= Work instructions =
For each line below that contains the string "help", copy that line.

= Source records =
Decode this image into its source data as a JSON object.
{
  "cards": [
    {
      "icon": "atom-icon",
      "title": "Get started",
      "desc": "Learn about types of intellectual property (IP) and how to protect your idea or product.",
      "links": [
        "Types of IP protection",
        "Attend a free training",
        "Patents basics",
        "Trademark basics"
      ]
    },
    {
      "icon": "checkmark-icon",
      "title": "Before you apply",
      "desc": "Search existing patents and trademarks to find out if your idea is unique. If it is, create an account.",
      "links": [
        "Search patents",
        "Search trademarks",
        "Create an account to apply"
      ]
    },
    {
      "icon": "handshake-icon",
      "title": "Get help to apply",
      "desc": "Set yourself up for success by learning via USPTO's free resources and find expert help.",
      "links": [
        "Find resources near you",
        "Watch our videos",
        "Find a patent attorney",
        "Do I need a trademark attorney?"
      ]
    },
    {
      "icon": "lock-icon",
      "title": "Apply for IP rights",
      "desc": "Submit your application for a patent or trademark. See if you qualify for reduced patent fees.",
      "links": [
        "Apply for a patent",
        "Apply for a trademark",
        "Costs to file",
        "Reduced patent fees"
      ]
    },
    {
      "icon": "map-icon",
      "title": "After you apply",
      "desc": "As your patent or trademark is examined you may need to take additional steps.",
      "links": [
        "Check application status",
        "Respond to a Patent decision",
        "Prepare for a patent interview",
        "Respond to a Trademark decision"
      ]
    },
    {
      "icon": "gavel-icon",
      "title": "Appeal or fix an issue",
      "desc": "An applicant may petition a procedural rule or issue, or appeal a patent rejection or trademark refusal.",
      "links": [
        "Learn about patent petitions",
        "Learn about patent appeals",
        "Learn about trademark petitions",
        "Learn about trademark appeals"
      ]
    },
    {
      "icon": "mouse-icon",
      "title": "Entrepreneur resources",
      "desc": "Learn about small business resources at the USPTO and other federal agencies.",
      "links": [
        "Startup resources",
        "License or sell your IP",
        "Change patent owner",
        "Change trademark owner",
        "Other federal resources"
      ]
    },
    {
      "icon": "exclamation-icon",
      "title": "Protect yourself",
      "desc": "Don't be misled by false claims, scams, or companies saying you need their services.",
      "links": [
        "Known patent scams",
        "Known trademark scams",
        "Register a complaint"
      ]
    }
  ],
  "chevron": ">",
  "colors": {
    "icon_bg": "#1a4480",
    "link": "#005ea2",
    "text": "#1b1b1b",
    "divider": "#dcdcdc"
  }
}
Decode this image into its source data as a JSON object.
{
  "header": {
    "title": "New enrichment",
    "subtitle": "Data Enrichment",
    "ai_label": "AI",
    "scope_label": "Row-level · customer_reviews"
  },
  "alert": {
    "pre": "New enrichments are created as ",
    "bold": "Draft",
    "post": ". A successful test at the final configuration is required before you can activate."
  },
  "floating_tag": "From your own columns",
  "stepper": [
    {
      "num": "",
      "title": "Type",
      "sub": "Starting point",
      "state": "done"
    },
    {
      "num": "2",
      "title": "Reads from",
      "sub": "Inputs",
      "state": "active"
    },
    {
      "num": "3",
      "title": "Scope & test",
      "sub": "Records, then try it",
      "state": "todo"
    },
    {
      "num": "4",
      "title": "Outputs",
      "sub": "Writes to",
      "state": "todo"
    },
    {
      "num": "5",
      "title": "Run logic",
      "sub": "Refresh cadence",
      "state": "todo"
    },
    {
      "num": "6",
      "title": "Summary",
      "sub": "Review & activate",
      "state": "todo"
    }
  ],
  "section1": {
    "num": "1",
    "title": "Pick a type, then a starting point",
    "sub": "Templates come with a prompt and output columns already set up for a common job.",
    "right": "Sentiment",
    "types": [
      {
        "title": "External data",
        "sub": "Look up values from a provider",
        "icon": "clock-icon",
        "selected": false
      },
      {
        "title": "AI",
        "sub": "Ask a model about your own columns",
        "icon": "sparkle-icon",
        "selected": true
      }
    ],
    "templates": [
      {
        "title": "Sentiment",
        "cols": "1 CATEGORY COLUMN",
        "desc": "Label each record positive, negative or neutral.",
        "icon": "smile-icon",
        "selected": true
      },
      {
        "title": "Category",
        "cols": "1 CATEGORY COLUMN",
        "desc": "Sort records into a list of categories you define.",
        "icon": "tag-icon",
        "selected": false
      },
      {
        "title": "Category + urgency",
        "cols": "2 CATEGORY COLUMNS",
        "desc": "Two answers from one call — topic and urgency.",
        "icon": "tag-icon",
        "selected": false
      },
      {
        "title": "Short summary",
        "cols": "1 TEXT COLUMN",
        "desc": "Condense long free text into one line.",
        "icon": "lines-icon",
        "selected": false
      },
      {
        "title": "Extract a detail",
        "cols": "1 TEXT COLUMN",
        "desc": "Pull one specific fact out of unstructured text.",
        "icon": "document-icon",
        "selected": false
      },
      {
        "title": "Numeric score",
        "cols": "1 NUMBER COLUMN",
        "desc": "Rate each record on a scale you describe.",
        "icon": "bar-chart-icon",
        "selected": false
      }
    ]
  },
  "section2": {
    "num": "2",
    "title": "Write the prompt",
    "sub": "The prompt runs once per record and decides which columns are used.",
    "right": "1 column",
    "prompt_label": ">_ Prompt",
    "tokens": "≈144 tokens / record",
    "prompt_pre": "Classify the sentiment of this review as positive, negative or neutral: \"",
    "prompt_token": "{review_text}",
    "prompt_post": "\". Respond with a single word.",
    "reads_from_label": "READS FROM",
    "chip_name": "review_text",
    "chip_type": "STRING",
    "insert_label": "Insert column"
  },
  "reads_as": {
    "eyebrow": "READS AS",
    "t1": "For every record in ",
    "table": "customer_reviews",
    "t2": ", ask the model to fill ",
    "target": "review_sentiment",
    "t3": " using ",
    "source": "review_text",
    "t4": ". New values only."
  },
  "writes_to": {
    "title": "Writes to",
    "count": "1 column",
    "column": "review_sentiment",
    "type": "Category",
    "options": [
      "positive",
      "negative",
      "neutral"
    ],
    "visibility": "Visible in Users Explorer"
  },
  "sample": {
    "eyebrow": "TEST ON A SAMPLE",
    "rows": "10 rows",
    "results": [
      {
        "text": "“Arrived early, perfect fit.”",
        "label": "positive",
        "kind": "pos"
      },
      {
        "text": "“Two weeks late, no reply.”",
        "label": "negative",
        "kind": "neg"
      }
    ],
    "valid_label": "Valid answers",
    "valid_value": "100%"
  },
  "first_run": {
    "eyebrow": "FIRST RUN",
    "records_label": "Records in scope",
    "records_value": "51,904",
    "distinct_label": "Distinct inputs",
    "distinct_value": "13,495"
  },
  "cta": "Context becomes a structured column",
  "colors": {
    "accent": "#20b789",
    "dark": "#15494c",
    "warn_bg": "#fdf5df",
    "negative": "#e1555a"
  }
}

= Problem solution =
      "title": "Get help to apply",
      "desc": "Set yourself up for success by learning via USPTO's free resources and find expert help.",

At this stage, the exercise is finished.